— Provided entries —

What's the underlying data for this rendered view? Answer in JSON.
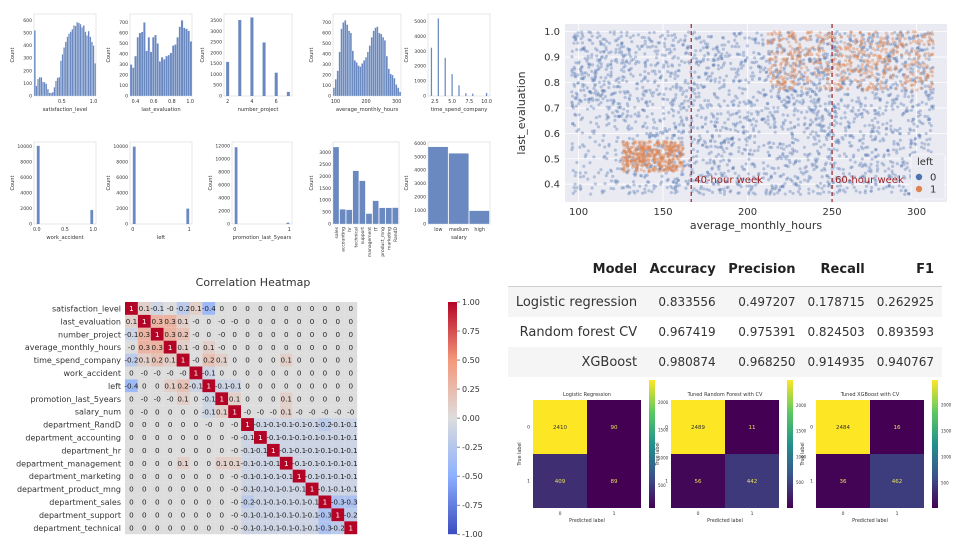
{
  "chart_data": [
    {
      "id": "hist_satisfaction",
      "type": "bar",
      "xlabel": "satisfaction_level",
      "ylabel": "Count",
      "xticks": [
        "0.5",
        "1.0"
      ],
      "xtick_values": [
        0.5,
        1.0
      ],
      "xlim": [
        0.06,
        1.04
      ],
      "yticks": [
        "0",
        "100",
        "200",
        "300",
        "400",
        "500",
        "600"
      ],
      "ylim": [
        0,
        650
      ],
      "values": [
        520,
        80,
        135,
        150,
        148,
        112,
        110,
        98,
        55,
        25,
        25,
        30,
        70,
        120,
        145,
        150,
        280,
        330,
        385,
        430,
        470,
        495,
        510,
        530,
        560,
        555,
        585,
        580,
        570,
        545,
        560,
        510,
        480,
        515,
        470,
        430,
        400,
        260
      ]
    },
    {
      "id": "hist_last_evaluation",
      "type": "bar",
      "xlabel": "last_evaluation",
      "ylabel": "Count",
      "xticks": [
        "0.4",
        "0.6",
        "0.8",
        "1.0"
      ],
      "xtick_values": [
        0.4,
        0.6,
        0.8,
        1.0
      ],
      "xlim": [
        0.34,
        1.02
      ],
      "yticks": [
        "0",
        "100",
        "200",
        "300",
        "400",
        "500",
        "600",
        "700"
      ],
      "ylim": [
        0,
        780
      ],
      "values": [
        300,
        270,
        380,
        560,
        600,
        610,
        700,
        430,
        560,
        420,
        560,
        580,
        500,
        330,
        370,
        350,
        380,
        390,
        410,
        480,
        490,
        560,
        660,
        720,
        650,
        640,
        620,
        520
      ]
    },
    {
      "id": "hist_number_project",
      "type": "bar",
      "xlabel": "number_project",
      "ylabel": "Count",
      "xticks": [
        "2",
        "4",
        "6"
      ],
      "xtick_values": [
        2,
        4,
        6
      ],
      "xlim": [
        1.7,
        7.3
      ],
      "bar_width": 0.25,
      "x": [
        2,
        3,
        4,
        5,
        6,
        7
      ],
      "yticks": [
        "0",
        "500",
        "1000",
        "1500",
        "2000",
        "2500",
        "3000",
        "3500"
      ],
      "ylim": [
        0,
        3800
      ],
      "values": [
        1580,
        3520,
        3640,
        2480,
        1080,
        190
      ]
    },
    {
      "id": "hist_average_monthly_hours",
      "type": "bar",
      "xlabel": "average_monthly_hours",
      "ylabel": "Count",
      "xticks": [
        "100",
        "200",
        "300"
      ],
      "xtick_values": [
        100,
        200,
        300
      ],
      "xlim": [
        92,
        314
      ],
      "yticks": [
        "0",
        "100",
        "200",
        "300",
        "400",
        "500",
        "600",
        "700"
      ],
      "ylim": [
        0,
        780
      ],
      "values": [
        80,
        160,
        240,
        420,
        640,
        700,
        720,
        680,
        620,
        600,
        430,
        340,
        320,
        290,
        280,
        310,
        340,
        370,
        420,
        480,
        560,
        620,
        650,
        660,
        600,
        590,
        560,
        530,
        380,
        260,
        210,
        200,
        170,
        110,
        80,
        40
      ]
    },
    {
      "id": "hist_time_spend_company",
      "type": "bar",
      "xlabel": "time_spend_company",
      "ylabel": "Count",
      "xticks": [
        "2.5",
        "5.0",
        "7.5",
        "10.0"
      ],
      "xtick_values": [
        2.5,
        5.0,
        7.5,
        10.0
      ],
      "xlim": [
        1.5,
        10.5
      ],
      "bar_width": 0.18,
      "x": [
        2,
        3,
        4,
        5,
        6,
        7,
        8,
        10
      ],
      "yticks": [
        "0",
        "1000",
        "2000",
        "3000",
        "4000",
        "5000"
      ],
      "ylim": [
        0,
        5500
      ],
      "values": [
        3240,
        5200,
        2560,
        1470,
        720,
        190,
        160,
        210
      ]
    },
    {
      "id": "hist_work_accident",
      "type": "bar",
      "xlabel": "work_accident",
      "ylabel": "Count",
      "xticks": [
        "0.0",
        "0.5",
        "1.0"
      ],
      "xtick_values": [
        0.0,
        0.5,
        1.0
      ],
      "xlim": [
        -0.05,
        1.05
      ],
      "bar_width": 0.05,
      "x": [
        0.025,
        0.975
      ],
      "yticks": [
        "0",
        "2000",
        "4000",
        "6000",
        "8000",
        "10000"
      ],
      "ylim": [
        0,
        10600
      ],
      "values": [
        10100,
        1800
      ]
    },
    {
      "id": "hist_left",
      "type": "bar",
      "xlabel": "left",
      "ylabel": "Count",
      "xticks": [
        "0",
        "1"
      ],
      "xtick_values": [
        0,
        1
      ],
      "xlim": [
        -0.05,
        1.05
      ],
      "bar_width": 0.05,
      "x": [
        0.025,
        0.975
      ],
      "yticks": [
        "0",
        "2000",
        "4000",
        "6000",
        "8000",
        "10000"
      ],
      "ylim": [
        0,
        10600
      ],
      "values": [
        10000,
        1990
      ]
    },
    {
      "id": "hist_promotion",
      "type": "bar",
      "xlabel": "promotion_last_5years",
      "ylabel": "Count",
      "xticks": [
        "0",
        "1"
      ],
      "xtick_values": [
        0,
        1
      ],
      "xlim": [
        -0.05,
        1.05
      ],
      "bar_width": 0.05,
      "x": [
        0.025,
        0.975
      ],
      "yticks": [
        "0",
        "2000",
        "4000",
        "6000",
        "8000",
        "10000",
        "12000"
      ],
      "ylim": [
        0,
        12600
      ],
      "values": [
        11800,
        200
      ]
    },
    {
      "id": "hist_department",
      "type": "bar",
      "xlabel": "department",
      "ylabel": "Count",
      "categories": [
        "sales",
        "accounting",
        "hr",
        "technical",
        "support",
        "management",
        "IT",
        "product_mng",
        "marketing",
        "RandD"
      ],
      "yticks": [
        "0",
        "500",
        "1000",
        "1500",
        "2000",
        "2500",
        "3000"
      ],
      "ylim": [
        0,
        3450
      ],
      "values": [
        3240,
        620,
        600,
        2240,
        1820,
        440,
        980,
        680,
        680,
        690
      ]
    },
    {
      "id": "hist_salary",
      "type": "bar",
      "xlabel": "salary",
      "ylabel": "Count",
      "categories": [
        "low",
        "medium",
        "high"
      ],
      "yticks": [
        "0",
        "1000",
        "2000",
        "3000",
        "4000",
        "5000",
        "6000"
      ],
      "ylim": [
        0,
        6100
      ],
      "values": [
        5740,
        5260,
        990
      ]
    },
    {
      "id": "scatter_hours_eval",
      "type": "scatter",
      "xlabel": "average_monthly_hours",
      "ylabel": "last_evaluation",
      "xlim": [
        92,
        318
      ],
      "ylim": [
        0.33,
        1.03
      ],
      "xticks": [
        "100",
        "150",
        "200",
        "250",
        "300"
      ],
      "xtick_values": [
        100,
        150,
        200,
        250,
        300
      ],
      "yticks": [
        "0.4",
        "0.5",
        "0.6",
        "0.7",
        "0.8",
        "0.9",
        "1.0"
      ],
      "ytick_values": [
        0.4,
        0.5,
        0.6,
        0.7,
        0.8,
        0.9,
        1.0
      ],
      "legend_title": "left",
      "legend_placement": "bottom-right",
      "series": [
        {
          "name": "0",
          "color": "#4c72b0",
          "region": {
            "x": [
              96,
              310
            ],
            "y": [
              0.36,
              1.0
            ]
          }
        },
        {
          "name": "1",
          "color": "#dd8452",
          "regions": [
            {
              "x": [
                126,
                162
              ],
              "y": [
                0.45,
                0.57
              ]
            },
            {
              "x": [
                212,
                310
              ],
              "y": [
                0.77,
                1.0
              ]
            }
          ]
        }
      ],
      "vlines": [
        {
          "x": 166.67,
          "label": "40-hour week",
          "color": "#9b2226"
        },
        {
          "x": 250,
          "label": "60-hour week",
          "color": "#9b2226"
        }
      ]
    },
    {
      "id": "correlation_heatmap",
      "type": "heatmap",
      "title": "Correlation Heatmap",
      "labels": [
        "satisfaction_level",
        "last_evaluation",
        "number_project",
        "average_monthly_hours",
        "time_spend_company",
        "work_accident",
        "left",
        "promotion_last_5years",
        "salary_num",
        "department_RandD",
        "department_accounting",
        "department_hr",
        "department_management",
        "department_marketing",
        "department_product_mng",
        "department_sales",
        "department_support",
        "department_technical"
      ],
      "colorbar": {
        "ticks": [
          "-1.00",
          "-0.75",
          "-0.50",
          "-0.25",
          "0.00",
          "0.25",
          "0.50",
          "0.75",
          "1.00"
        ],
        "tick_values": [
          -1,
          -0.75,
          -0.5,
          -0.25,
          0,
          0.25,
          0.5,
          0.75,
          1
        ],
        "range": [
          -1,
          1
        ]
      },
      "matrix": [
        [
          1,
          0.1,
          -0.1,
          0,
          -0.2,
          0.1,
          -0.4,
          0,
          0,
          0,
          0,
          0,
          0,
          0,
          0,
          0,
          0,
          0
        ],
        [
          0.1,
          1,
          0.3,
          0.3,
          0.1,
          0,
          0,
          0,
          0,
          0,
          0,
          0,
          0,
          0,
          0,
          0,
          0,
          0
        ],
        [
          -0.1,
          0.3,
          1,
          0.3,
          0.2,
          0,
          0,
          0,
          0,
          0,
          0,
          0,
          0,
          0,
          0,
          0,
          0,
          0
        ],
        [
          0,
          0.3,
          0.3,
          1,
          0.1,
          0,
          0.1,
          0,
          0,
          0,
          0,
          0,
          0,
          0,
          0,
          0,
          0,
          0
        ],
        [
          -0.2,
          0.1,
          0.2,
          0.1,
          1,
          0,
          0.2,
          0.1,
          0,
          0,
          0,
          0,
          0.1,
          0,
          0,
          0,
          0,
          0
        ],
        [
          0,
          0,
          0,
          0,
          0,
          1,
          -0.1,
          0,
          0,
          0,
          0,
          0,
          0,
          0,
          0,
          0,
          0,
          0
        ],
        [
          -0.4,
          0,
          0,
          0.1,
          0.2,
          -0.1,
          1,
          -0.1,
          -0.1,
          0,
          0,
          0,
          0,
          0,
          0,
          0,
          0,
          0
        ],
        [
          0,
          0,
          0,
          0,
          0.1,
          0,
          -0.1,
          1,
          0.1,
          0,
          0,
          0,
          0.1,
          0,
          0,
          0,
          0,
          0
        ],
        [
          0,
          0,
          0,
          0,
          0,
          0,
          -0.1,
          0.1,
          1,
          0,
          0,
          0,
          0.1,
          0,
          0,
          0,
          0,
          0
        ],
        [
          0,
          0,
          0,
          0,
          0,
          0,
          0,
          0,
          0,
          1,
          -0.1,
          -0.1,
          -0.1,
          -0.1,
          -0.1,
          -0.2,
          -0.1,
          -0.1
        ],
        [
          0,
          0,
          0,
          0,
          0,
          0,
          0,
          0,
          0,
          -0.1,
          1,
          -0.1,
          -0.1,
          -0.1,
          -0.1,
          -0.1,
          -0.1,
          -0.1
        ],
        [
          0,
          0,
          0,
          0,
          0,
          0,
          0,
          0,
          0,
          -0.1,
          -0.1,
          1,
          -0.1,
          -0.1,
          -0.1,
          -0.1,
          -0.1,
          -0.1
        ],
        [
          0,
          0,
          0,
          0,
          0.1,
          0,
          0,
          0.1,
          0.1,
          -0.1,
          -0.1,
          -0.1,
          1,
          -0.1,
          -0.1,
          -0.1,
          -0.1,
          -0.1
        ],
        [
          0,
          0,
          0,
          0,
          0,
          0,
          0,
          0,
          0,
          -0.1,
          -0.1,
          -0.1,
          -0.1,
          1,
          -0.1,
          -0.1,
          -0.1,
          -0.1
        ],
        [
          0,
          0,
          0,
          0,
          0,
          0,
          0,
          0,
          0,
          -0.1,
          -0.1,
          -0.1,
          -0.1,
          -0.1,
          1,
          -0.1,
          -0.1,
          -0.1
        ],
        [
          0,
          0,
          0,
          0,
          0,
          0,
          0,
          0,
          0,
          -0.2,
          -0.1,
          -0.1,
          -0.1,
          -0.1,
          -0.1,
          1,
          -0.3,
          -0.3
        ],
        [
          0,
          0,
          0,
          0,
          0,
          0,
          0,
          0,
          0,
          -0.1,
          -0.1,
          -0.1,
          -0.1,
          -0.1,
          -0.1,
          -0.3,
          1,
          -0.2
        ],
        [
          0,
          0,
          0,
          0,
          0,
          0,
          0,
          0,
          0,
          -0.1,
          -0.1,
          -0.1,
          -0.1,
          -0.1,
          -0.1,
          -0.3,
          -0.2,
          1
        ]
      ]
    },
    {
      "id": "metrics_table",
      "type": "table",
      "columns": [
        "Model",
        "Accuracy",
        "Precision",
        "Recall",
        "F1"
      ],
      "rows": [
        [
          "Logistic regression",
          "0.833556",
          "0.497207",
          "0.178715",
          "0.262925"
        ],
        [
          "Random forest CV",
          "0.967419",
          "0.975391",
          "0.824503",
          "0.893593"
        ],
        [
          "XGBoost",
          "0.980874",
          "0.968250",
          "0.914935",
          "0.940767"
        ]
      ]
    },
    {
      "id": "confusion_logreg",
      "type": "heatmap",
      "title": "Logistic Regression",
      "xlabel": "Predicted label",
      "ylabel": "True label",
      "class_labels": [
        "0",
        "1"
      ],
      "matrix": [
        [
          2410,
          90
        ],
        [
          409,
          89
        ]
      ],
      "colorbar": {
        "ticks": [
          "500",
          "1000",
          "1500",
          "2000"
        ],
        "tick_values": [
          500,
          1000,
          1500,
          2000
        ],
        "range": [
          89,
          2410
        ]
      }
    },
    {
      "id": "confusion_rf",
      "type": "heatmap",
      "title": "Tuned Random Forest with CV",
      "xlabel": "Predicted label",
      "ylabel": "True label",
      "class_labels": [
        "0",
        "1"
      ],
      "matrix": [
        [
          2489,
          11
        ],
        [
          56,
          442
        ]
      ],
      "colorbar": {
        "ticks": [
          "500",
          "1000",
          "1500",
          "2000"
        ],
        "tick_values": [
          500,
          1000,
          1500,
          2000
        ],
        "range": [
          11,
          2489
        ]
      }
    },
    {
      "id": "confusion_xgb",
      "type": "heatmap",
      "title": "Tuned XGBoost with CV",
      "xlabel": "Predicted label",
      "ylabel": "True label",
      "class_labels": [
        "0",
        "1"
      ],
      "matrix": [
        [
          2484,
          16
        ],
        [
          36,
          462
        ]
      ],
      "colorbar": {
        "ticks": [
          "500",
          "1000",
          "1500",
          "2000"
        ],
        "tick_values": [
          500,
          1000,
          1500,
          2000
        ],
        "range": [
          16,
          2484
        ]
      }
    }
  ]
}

— Written problem —
From the records above, pull out every line containing the word "Random".

— Exercise result —
          "Random forest CV",
      "title": "Tuned Random Forest with CV",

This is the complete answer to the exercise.